:: TASK GOAL ::
Which lines hold the word "name"? Copy each one.

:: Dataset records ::
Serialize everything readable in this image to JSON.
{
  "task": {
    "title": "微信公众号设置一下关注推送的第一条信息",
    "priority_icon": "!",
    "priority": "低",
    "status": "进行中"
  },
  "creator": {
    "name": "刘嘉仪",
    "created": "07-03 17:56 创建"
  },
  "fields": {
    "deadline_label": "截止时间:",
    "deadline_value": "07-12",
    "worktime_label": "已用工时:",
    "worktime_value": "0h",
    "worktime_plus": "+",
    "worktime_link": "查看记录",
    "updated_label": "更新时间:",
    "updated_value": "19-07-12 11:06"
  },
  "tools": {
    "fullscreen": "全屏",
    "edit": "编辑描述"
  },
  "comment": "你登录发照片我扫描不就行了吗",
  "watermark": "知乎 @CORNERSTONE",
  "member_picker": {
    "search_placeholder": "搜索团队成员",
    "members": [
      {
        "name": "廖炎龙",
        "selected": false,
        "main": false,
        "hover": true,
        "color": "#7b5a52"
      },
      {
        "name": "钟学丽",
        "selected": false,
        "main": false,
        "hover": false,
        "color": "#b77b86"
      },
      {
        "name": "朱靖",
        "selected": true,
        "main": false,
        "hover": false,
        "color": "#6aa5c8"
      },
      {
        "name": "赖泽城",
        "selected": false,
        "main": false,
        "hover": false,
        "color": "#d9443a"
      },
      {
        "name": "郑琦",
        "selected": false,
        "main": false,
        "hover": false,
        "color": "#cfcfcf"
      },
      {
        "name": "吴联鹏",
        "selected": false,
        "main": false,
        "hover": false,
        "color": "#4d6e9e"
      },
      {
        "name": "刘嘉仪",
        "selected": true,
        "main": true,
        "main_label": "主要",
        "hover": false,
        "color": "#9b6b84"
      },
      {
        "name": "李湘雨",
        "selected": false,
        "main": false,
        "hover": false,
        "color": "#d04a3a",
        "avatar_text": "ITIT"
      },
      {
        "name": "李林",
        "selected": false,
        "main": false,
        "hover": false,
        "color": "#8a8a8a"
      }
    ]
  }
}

:: FINISHED EXERCISE ::
    "name": "刘嘉仪",
        "name": "廖炎龙",
        "name": "钟学丽",
        "name": "朱靖",
        "name": "赖泽城",
        "name": "郑琦",
        "name": "吴联鹏",
        "name": "刘嘉仪",
        "name": "李湘雨",
        "name": "李林",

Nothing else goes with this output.